Input: heights = [[1,2,1,1,1],[1,2,1,2,1],[1,2,1,2,1],[1,2,1,2,1],[1,1,1,2,1]]
Output: 0
Explanation: This route does not require any effort.

Constraints:

rows == heights.length
columns == heights[i].length
1 <= rows, columns <= 100
1 <= heights[i][j] <= 10⁶

Solution

path-with-minimum-effort.py

class Solution:
    def minimumEffortPath(self, heights: List[List[int]]) -> int:
        rows, cols = len(heights), len(heights[0])

        def good(k):
            queue = deque([(0, 0)])
            visited = set([(0, 0)])

            while queue:
                x, y = queue.popleft()

                if x == rows - 1 and y == cols - 1:
                    return True

                for dx, dy in ([(x + 1, y), (x - 1, y), (x, y + 1), (x, y - 1)]):
                    if 0 <= dx < rows and 0 <= dy < cols and (dx, dy) not in visited and abs(heights[dx][dy] - heights[x][y]) <= k:
                        queue.append((dx, dy))
                        visited.add((dx, dy))

            return False

        left, right = 0, 10 ** 6

        while left < right:
            mid = left + (right - left) // 2

            if good(mid):
                right = mid
            else:
                left = mid + 1

        return left

• Given instruction: Return the portion of the minimum-effort path solution between "for dx, dy in" and "visited.add((dx, dy))", inclusive, copied verbatim. The data comes from a separate source and is unrelated to the text above.

• Given information:
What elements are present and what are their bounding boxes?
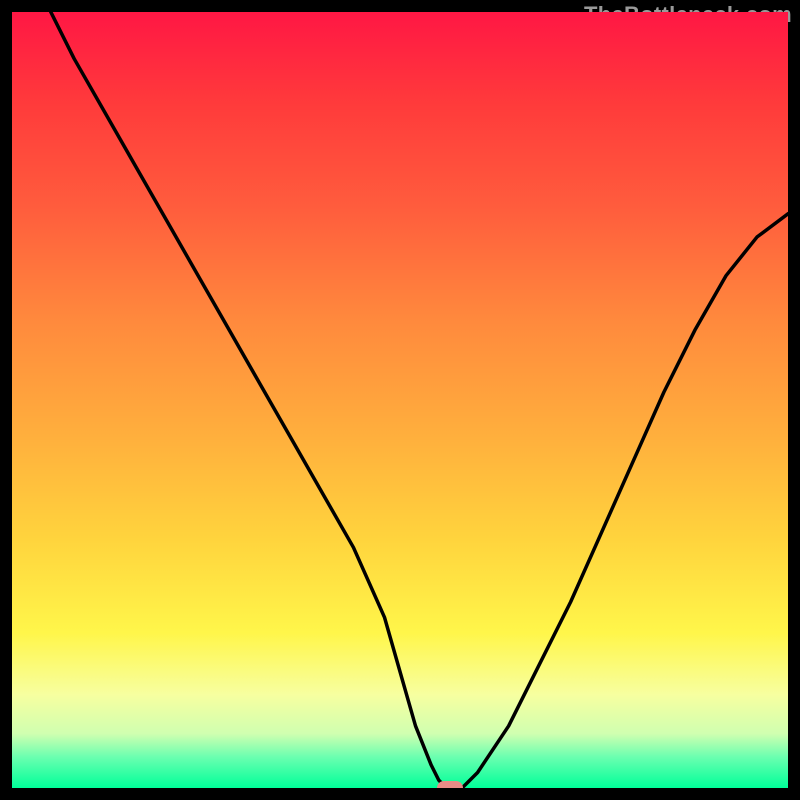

• Exercise solution:
for dx, dy in ([(x + 1, y), (x - 1, y), (x, y + 1), (x, y - 1)]):
                    if 0 <= dx < rows and 0 <= dy < cols and (dx, dy) not in visited and abs(heights[dx][dy] - heights[x][y]) <= k:
                        queue.append((dx, dy))
                        visited.add((dx, dy))